[Problem]: All of the entries must be reproduced exactly, with no images carried over.

[Data supplied]:
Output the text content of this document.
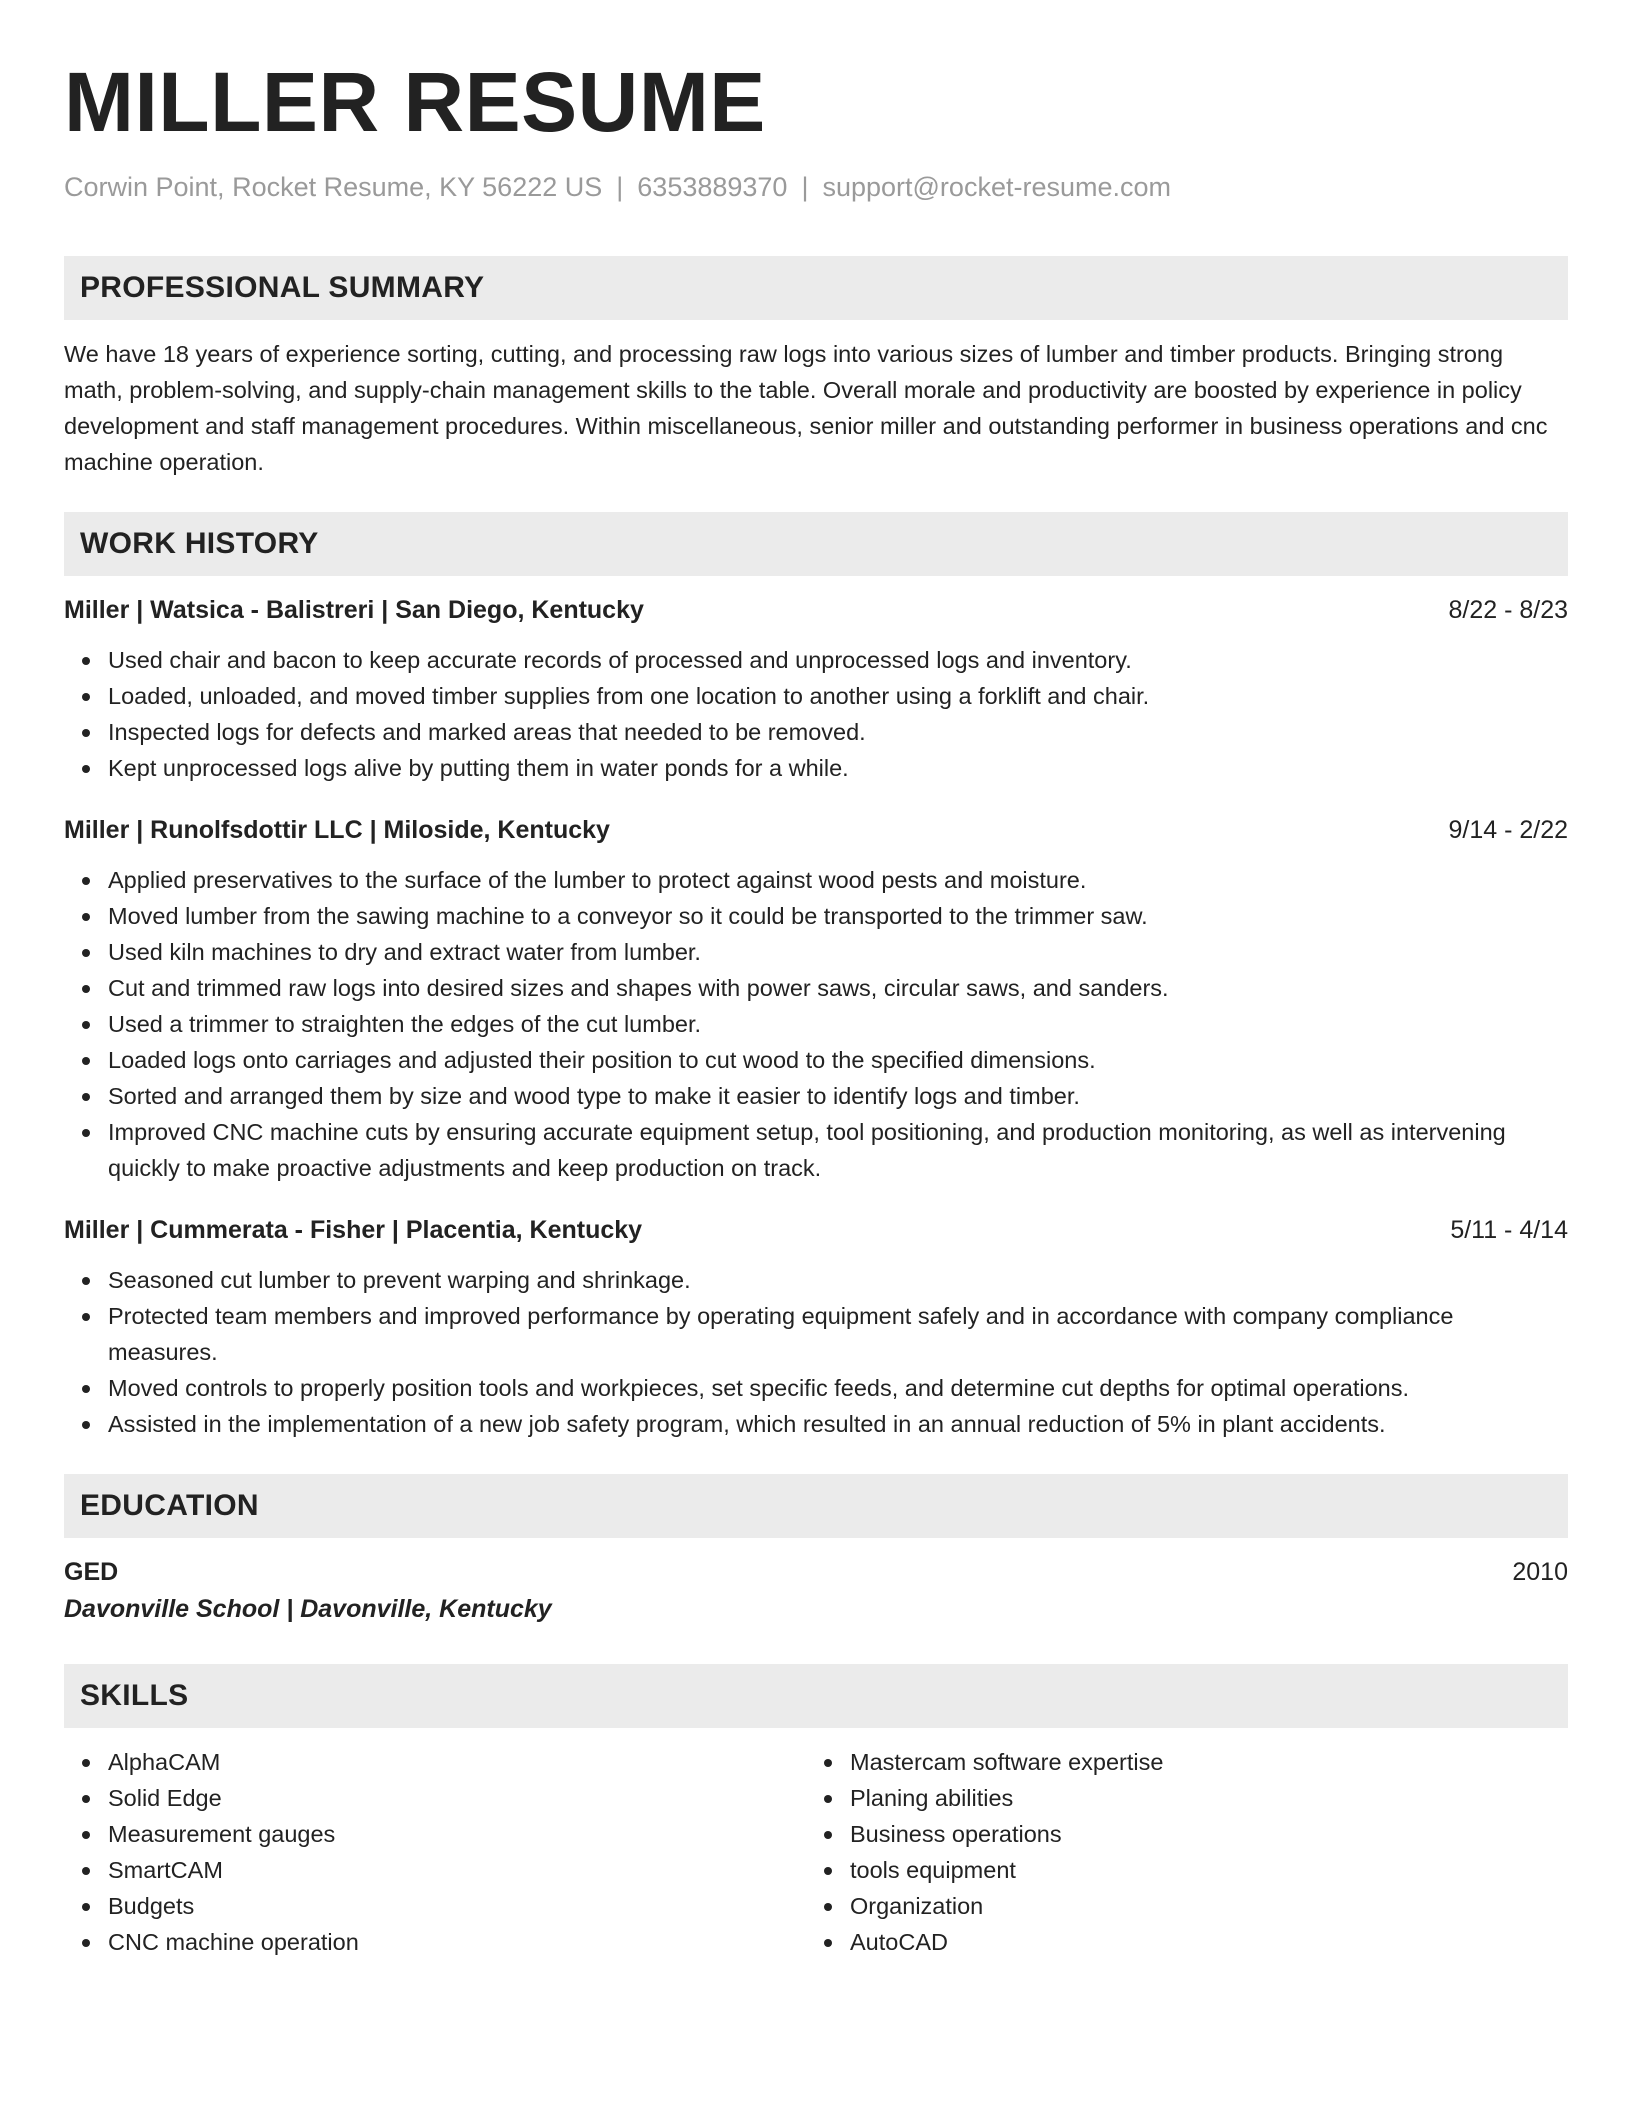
MILLER RESUME
Corwin Point, Rocket Resume, KY 56222 US | 6353889370 | support@rocket-resume.com
PROFESSIONAL SUMMARY
We have 18 years of experience sorting, cutting, and processing raw logs into various sizes of lumber and timber products. Bringing strong math, problem-solving, and supply-chain management skills to the table. Overall morale and productivity are boosted by experience in policy development and staff management procedures. Within miscellaneous, senior miller and outstanding performer in business operations and cnc machine operation.
WORK HISTORY
Miller | Watsica - Balistreri | San Diego, Kentucky	8/22 - 8/23
Used chair and bacon to keep accurate records of processed and unprocessed logs and inventory.
Loaded, unloaded, and moved timber supplies from one location to another using a forklift and chair.
Inspected logs for defects and marked areas that needed to be removed.
Kept unprocessed logs alive by putting them in water ponds for a while.
Miller | Runolfsdottir LLC | Miloside, Kentucky	9/14 - 2/22
Applied preservatives to the surface of the lumber to protect against wood pests and moisture.
Moved lumber from the sawing machine to a conveyor so it could be transported to the trimmer saw.
Used kiln machines to dry and extract water from lumber.
Cut and trimmed raw logs into desired sizes and shapes with power saws, circular saws, and sanders.
Used a trimmer to straighten the edges of the cut lumber.
Loaded logs onto carriages and adjusted their position to cut wood to the specified dimensions.
Sorted and arranged them by size and wood type to make it easier to identify logs and timber.
Improved CNC machine cuts by ensuring accurate equipment setup, tool positioning, and production monitoring, as well as intervening quickly to make proactive adjustments and keep production on track.
Miller | Cummerata - Fisher | Placentia, Kentucky	5/11 - 4/14
Seasoned cut lumber to prevent warping and shrinkage.
Protected team members and improved performance by operating equipment safely and in accordance with company compliance measures.
Moved controls to properly position tools and workpieces, set specific feeds, and determine cut depths for optimal operations.
Assisted in the implementation of a new job safety program, which resulted in an annual reduction of 5% in plant accidents.
EDUCATION
GED	2010
Davonville School | Davonville, Kentucky
SKILLS
AlphaCAM
Solid Edge
Measurement gauges
SmartCAM
Budgets
CNC machine operation
Mastercam software expertise
Planing abilities
Business operations
tools equipment
Organization
AutoCAD
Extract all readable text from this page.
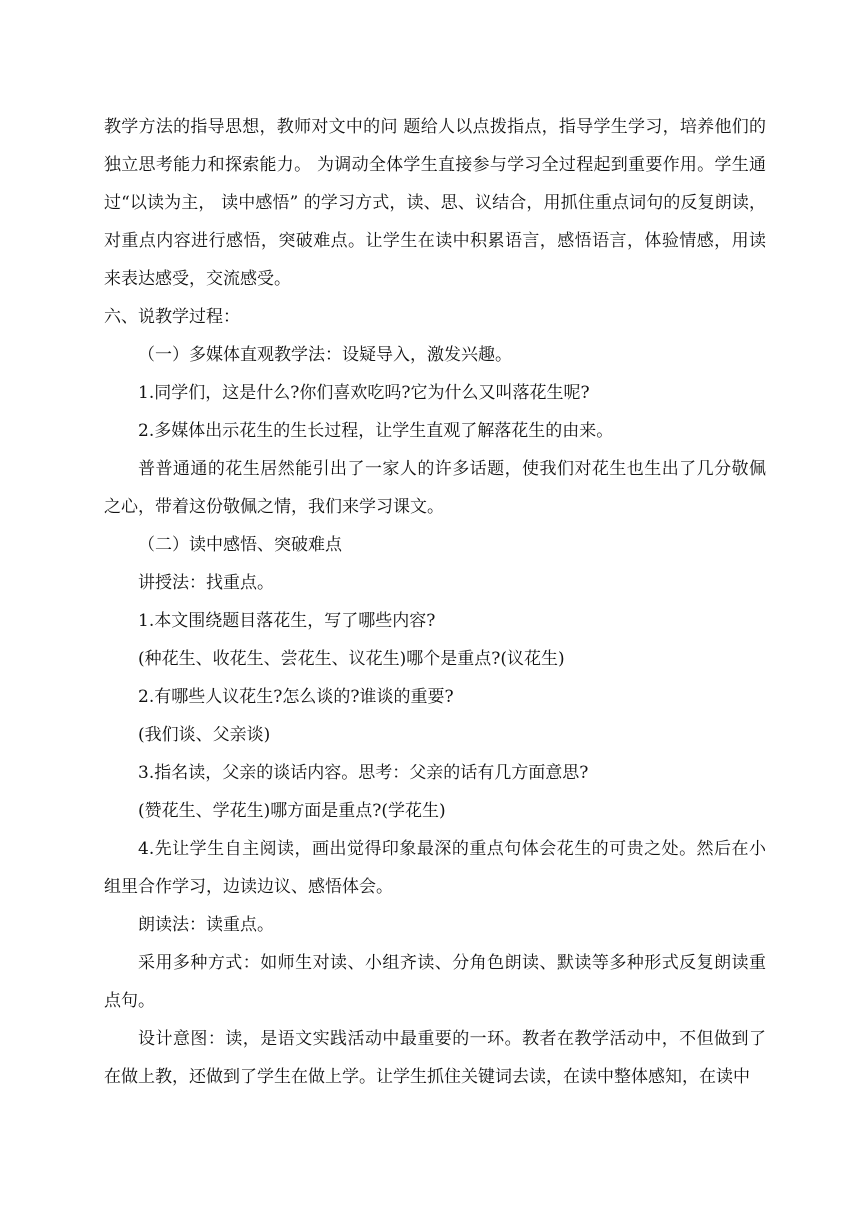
教学方法的指导思想，教师对文中的问 题给人以点拨指点，指导学生学习，培养他们的独立思考能力和探索能力。 为调动全体学生直接参与学习全过程起到重要作用。学生通过“以读为主， 读中感悟” 的学习方式，读、思、议结合，用抓住重点词句的反复朗读，对重点内容进行感悟，突破难点。让学生在读中积累语言，感悟语言，体验情感，用读来表达感受，交流感受。

六、说教学过程：

（一）多媒体直观教学法：设疑导入，激发兴趣。

1.同学们，这是什么?你们喜欢吃吗?它为什么又叫落花生呢?

2.多媒体出示花生的生长过程，让学生直观了解落花生的由来。

普普通通的花生居然能引出了一家人的许多话题，使我们对花生也生出了几分敬佩之心，带着这份敬佩之情，我们来学习课文。

（二）读中感悟、突破难点

讲授法：找重点。

1.本文围绕题目落花生，写了哪些内容?

(种花生、收花生、尝花生、议花生)哪个是重点?(议花生)

2.有哪些人议花生?怎么谈的?谁谈的重要?

(我们谈、父亲谈)

3.指名读，父亲的谈话内容。思考：父亲的话有几方面意思?

(赞花生、学花生)哪方面是重点?(学花生)

4.先让学生自主阅读，画出觉得印象最深的重点句体会花生的可贵之处。然后在小组里合作学习，边读边议、感悟体会。

朗读法：读重点。

采用多种方式：如师生对读、小组齐读、分角色朗读、默读等多种形式反复朗读重点句。

设计意图：读，是语文实践活动中最重要的一环。教者在教学活动中，不但做到了在做上教，还做到了学生在做上学。让学生抓住关键词去读，在读中整体感知，在读中
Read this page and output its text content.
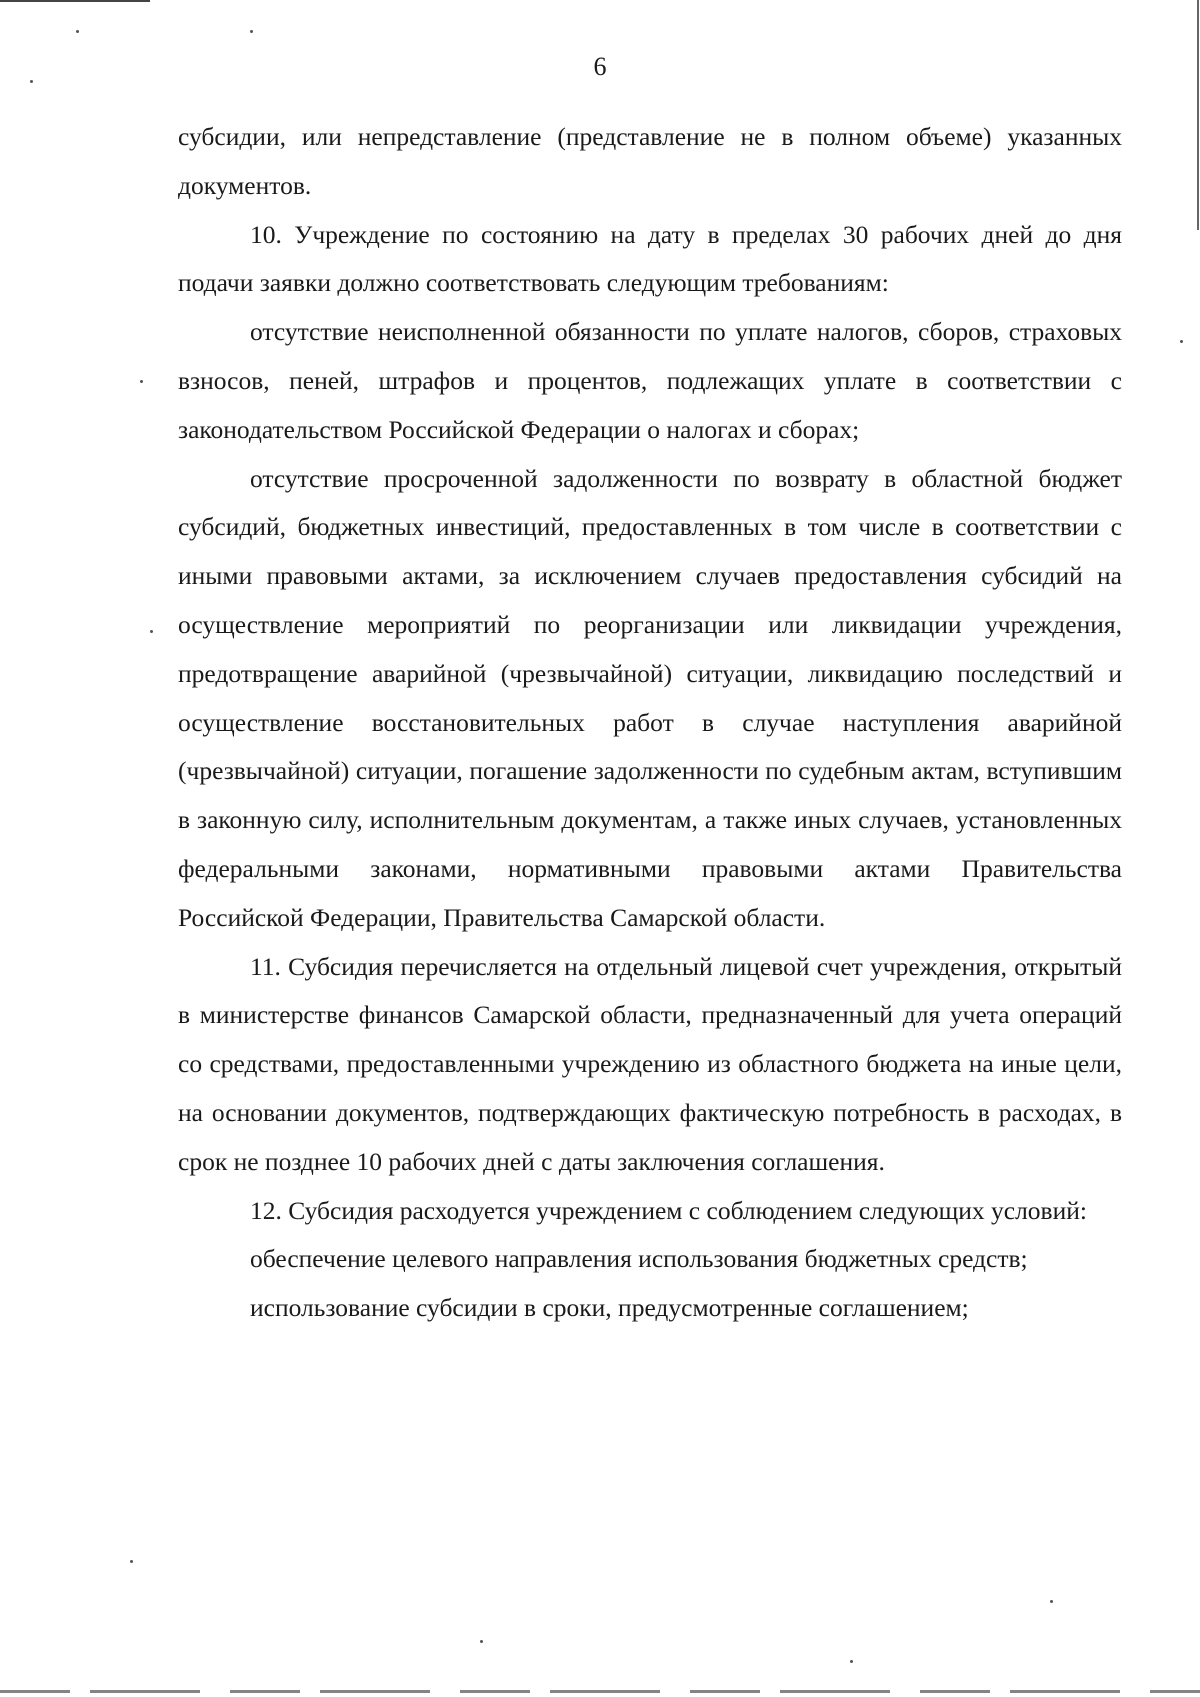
6

субсидии, или непредставление (представление не в полном объеме) указанных документов.

10. Учреждение по состоянию на дату в пределах 30 рабочих дней до дня подачи заявки должно соответствовать следующим требованиям:

отсутствие неисполненной обязанности по уплате налогов, сборов, страховых взносов, пеней, штрафов и процентов, подлежащих уплате в соответствии с законодательством Российской Федерации о налогах и сборах;

отсутствие просроченной задолженности по возврату в областной бюджет субсидий, бюджетных инвестиций, предоставленных в том числе в соответствии с иными правовыми актами, за исключением случаев предоставления субсидий на осуществление мероприятий по реорганизации или ликвидации учреждения, предотвращение аварийной (чрезвычайной) ситуации, ликвидацию последствий и осуществление восстановительных работ в случае наступления аварийной (чрезвычайной) ситуации, погашение задолженности по судебным актам, вступившим в законную силу, исполнительным документам, а также иных случаев, установленных федеральными законами, нормативными правовыми актами Правительства Российской Федерации, Правительства Самарской области.

11. Субсидия перечисляется на отдельный лицевой счет учреждения, открытый в министерстве финансов Самарской области, предназначенный для учета операций со средствами, предоставленными учреждению из областного бюджета на иные цели, на основании документов, подтверждающих фактическую потребность в расходах, в срок не позднее 10 рабочих дней с даты заключения соглашения.

12. Субсидия расходуется учреждением с соблюдением следующих условий:

обеспечение целевого направления использования бюджетных средств;

использование субсидии в сроки, предусмотренные соглашением;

[Output of the exercise]:
Output the text content of this document.
MILLER RESUME
Corwin Point, Rocket Resume, KY 56222 US | 6353889370 | support@rocket-resume.com
PROFESSIONAL SUMMARY
We have 18 years of experience sorting, cutting, and processing raw logs into various sizes of lumber and timber products. Bringing strong math, problem-solving, and supply-chain management skills to the table. Overall morale and productivity are boosted by experience in policy development and staff management procedures. Within miscellaneous, senior miller and outstanding performer in business operations and cnc machine operation.
WORK HISTORY
Miller | Watsica - Balistreri | San Diego, Kentucky	8/22 - 8/23
Used chair and bacon to keep accurate records of processed and unprocessed logs and inventory.
Loaded, unloaded, and moved timber supplies from one location to another using a forklift and chair.
Inspected logs for defects and marked areas that needed to be removed.
Kept unprocessed logs alive by putting them in water ponds for a while.
Miller | Runolfsdottir LLC | Miloside, Kentucky	9/14 - 2/22
Applied preservatives to the surface of the lumber to protect against wood pests and moisture.
Moved lumber from the sawing machine to a conveyor so it could be transported to the trimmer saw.
Used kiln machines to dry and extract water from lumber.
Cut and trimmed raw logs into desired sizes and shapes with power saws, circular saws, and sanders.
Used a trimmer to straighten the edges of the cut lumber.
Loaded logs onto carriages and adjusted their position to cut wood to the specified dimensions.
Sorted and arranged them by size and wood type to make it easier to identify logs and timber.
Improved CNC machine cuts by ensuring accurate equipment setup, tool positioning, and production monitoring, as well as intervening quickly to make proactive adjustments and keep production on track.
Miller | Cummerata - Fisher | Placentia, Kentucky	5/11 - 4/14
Seasoned cut lumber to prevent warping and shrinkage.
Protected team members and improved performance by operating equipment safely and in accordance with company compliance measures.
Moved controls to properly position tools and workpieces, set specific feeds, and determine cut depths for optimal operations.
Assisted in the implementation of a new job safety program, which resulted in an annual reduction of 5% in plant accidents.
EDUCATION
GED	2010
Davonville School | Davonville, Kentucky
SKILLS
AlphaCAM
Solid Edge
Measurement gauges
SmartCAM
Budgets
CNC machine operation
Mastercam software expertise
Planing abilities
Business operations
tools equipment
Organization
AutoCAD
Extract all readable text from this page.
教学方法的指导思想，教师对文中的问 题给人以点拨指点，指导学生学习，培养他们的独立思考能力和探索能力。 为调动全体学生直接参与学习全过程起到重要作用。学生通过“以读为主， 读中感悟” 的学习方式，读、思、议结合，用抓住重点词句的反复朗读，对重点内容进行感悟，突破难点。让学生在读中积累语言，感悟语言，体验情感，用读来表达感受，交流感受。

六、说教学过程：

（一）多媒体直观教学法：设疑导入，激发兴趣。

1.同学们，这是什么?你们喜欢吃吗?它为什么又叫落花生呢?

2.多媒体出示花生的生长过程，让学生直观了解落花生的由来。

普普通通的花生居然能引出了一家人的许多话题，使我们对花生也生出了几分敬佩之心，带着这份敬佩之情，我们来学习课文。

（二）读中感悟、突破难点

讲授法：找重点。

1.本文围绕题目落花生，写了哪些内容?

(种花生、收花生、尝花生、议花生)哪个是重点?(议花生)

2.有哪些人议花生?怎么谈的?谁谈的重要?

(我们谈、父亲谈)

3.指名读，父亲的谈话内容。思考：父亲的话有几方面意思?

(赞花生、学花生)哪方面是重点?(学花生)

4.先让学生自主阅读，画出觉得印象最深的重点句体会花生的可贵之处。然后在小组里合作学习，边读边议、感悟体会。

朗读法：读重点。

采用多种方式：如师生对读、小组齐读、分角色朗读、默读等多种形式反复朗读重点句。

设计意图：读，是语文实践活动中最重要的一环。教者在教学活动中，不但做到了在做上教，还做到了学生在做上学。让学生抓住关键词去读，在读中整体感知，在读中
Read this page and output its text content.
6

субсидии, или непредставление (представление не в полном объеме) указанных документов.

10. Учреждение по состоянию на дату в пределах 30 рабочих дней до дня подачи заявки должно соответствовать следующим требованиям:

отсутствие неисполненной обязанности по уплате налогов, сборов, страховых взносов, пеней, штрафов и процентов, подлежащих уплате в соответствии с законодательством Российской Федерации о налогах и сборах;

отсутствие просроченной задолженности по возврату в областной бюджет субсидий, бюджетных инвестиций, предоставленных в том числе в соответствии с иными правовыми актами, за исключением случаев предоставления субсидий на осуществление мероприятий по реорганизации или ликвидации учреждения, предотвращение аварийной (чрезвычайной) ситуации, ликвидацию последствий и осуществление восстановительных работ в случае наступления аварийной (чрезвычайной) ситуации, погашение задолженности по судебным актам, вступившим в законную силу, исполнительным документам, а также иных случаев, установленных федеральными законами, нормативными правовыми актами Правительства Российской Федерации, Правительства Самарской области.

11. Субсидия перечисляется на отдельный лицевой счет учреждения, открытый в министерстве финансов Самарской области, предназначенный для учета операций со средствами, предоставленными учреждению из областного бюджета на иные цели, на основании документов, подтверждающих фактическую потребность в расходах, в срок не позднее 10 рабочих дней с даты заключения соглашения.

12. Субсидия расходуется учреждением с соблюдением следующих условий:

обеспечение целевого направления использования бюджетных средств;

использование субсидии в сроки, предусмотренные соглашением;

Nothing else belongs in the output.